[Stored data entries]
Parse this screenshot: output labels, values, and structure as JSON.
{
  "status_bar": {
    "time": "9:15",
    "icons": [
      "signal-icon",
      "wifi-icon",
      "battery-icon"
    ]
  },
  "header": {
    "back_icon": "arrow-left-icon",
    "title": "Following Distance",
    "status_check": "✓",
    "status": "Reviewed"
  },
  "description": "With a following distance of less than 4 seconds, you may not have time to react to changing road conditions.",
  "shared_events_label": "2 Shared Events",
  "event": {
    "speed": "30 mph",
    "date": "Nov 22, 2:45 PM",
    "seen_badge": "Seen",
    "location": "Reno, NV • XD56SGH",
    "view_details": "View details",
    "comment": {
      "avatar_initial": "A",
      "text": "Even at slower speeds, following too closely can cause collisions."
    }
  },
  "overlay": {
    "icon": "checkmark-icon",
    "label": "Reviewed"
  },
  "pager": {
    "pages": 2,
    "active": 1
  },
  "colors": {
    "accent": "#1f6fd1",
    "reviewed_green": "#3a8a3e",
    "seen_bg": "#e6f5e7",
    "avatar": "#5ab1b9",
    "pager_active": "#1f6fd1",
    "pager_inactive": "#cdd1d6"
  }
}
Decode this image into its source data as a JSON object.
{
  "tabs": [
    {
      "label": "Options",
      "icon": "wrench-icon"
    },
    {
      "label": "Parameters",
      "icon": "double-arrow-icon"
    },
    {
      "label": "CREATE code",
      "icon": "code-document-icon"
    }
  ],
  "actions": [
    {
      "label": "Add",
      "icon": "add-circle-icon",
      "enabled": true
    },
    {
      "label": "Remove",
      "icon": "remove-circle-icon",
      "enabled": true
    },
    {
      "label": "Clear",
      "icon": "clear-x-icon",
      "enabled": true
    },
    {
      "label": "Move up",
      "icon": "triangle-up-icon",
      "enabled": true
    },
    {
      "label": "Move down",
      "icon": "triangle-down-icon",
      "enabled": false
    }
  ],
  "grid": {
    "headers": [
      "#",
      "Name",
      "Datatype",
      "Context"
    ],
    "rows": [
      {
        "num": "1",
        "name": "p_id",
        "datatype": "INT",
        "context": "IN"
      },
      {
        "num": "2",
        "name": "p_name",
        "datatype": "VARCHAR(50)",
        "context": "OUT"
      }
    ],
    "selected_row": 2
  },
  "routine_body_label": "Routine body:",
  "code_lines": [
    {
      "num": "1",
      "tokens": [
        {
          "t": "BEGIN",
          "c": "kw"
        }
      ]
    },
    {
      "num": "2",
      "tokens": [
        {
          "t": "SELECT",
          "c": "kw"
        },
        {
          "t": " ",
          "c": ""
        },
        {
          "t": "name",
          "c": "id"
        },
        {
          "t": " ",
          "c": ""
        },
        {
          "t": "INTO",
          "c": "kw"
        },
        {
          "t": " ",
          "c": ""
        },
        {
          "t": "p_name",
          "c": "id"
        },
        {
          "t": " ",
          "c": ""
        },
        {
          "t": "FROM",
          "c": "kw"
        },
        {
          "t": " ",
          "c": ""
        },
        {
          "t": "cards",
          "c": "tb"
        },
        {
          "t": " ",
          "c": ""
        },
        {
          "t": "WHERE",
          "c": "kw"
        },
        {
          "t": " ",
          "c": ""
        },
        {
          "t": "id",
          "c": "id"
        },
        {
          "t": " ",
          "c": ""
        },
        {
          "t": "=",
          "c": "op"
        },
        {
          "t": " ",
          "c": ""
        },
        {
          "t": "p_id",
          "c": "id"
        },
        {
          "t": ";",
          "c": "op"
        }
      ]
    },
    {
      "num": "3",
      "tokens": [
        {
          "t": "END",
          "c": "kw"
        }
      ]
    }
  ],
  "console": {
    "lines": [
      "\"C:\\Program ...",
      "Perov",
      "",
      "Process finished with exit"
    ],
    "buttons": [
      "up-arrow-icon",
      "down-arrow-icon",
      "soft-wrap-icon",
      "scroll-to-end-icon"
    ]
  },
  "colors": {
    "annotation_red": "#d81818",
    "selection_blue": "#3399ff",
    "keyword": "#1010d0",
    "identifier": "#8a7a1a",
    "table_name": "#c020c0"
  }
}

**Work to complete:** Search the data above for the string "time" and return every line that has it.

**Task solution:**
    "time": "9:15",
  "description": "With a following distance of less than 4 seconds, you may not have time to react to changing road conditions.",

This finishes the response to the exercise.